Task requirements: Please give the listing again in its entirety, exactly as written.

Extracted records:
-- BEGIN --

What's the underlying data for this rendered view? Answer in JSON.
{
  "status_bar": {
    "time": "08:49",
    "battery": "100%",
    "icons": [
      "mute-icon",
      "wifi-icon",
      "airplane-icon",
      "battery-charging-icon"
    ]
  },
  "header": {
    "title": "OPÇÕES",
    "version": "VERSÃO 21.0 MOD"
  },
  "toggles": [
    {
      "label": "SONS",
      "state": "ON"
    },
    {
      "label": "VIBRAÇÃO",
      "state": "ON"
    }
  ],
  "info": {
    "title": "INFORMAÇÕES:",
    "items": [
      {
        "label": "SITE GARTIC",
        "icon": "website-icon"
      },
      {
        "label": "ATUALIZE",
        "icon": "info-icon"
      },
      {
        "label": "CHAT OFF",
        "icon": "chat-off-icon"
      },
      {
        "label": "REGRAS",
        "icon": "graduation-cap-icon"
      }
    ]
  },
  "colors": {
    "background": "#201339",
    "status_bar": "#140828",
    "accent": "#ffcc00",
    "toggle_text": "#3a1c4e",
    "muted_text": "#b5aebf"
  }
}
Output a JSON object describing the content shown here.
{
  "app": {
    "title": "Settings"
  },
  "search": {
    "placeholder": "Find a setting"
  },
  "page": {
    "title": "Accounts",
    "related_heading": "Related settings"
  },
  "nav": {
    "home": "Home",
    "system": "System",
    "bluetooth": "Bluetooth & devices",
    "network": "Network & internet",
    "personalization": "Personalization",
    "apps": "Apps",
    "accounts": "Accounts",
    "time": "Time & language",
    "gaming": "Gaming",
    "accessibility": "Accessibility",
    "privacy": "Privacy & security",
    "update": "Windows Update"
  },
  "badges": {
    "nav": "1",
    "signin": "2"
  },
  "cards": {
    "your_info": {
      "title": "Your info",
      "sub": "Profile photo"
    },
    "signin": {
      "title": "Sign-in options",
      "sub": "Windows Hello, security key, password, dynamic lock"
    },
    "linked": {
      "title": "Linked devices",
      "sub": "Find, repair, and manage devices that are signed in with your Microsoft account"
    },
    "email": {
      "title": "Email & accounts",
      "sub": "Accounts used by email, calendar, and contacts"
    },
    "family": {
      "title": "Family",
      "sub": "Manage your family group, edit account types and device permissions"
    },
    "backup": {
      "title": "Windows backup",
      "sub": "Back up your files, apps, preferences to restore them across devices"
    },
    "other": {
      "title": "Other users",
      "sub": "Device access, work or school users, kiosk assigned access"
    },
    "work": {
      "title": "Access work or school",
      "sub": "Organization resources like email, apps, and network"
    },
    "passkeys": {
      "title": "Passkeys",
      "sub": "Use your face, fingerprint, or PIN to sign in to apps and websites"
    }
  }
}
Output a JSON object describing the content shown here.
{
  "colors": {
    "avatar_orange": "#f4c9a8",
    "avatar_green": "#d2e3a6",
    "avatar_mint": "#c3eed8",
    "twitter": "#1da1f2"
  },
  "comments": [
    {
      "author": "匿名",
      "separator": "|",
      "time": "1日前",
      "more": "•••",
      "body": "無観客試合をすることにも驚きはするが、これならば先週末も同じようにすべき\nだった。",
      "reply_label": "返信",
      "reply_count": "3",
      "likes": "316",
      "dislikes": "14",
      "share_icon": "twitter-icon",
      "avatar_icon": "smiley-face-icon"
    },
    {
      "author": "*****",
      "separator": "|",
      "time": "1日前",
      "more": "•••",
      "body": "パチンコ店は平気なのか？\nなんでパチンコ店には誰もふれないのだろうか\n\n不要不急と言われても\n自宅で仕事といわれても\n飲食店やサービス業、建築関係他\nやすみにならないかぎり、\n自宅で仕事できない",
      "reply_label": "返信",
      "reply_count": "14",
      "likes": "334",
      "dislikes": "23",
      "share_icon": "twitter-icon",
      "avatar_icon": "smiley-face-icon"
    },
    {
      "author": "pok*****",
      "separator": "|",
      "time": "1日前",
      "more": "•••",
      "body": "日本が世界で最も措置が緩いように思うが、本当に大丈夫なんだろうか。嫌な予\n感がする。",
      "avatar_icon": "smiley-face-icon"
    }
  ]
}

-- END --

Response below:
What's the underlying data for this rendered view? Answer in JSON.
{
  "status_bar": {
    "time": "08:49",
    "battery": "100%",
    "icons": [
      "mute-icon",
      "wifi-icon",
      "airplane-icon",
      "battery-charging-icon"
    ]
  },
  "header": {
    "title": "OPÇÕES",
    "version": "VERSÃO 21.0 MOD"
  },
  "toggles": [
    {
      "label": "SONS",
      "state": "ON"
    },
    {
      "label": "VIBRAÇÃO",
      "state": "ON"
    }
  ],
  "info": {
    "title": "INFORMAÇÕES:",
    "items": [
      {
        "label": "SITE GARTIC",
        "icon": "website-icon"
      },
      {
        "label": "ATUALIZE",
        "icon": "info-icon"
      },
      {
        "label": "CHAT OFF",
        "icon": "chat-off-icon"
      },
      {
        "label": "REGRAS",
        "icon": "graduation-cap-icon"
      }
    ]
  },
  "colors": {
    "background": "#201339",
    "status_bar": "#140828",
    "accent": "#ffcc00",
    "toggle_text": "#3a1c4e",
    "muted_text": "#b5aebf"
  }
}
Output a JSON object describing the content shown here.
{
  "app": {
    "title": "Settings"
  },
  "search": {
    "placeholder": "Find a setting"
  },
  "page": {
    "title": "Accounts",
    "related_heading": "Related settings"
  },
  "nav": {
    "home": "Home",
    "system": "System",
    "bluetooth": "Bluetooth & devices",
    "network": "Network & internet",
    "personalization": "Personalization",
    "apps": "Apps",
    "accounts": "Accounts",
    "time": "Time & language",
    "gaming": "Gaming",
    "accessibility": "Accessibility",
    "privacy": "Privacy & security",
    "update": "Windows Update"
  },
  "badges": {
    "nav": "1",
    "signin": "2"
  },
  "cards": {
    "your_info": {
      "title": "Your info",
      "sub": "Profile photo"
    },
    "signin": {
      "title": "Sign-in options",
      "sub": "Windows Hello, security key, password, dynamic lock"
    },
    "linked": {
      "title": "Linked devices",
      "sub": "Find, repair, and manage devices that are signed in with your Microsoft account"
    },
    "email": {
      "title": "Email & accounts",
      "sub": "Accounts used by email, calendar, and contacts"
    },
    "family": {
      "title": "Family",
      "sub": "Manage your family group, edit account types and device permissions"
    },
    "backup": {
      "title": "Windows backup",
      "sub": "Back up your files, apps, preferences to restore them across devices"
    },
    "other": {
      "title": "Other users",
      "sub": "Device access, work or school users, kiosk assigned access"
    },
    "work": {
      "title": "Access work or school",
      "sub": "Organization resources like email, apps, and network"
    },
    "passkeys": {
      "title": "Passkeys",
      "sub": "Use your face, fingerprint, or PIN to sign in to apps and websites"
    }
  }
}
Output a JSON object describing the content shown here.
{
  "colors": {
    "avatar_orange": "#f4c9a8",
    "avatar_green": "#d2e3a6",
    "avatar_mint": "#c3eed8",
    "twitter": "#1da1f2"
  },
  "comments": [
    {
      "author": "匿名",
      "separator": "|",
      "time": "1日前",
      "more": "•••",
      "body": "無観客試合をすることにも驚きはするが、これならば先週末も同じようにすべき\nだった。",
      "reply_label": "返信",
      "reply_count": "3",
      "likes": "316",
      "dislikes": "14",
      "share_icon": "twitter-icon",
      "avatar_icon": "smiley-face-icon"
    },
    {
      "author": "*****",
      "separator": "|",
      "time": "1日前",
      "more": "•••",
      "body": "パチンコ店は平気なのか？\nなんでパチンコ店には誰もふれないのだろうか\n\n不要不急と言われても\n自宅で仕事といわれても\n飲食店やサービス業、建築関係他\nやすみにならないかぎり、\n自宅で仕事できない",
      "reply_label": "返信",
      "reply_count": "14",
      "likes": "334",
      "dislikes": "23",
      "share_icon": "twitter-icon",
      "avatar_icon": "smiley-face-icon"
    },
    {
      "author": "pok*****",
      "separator": "|",
      "time": "1日前",
      "more": "•••",
      "body": "日本が世界で最も措置が緩いように思うが、本当に大丈夫なんだろうか。嫌な予\n感がする。",
      "avatar_icon": "smiley-face-icon"
    }
  ]
}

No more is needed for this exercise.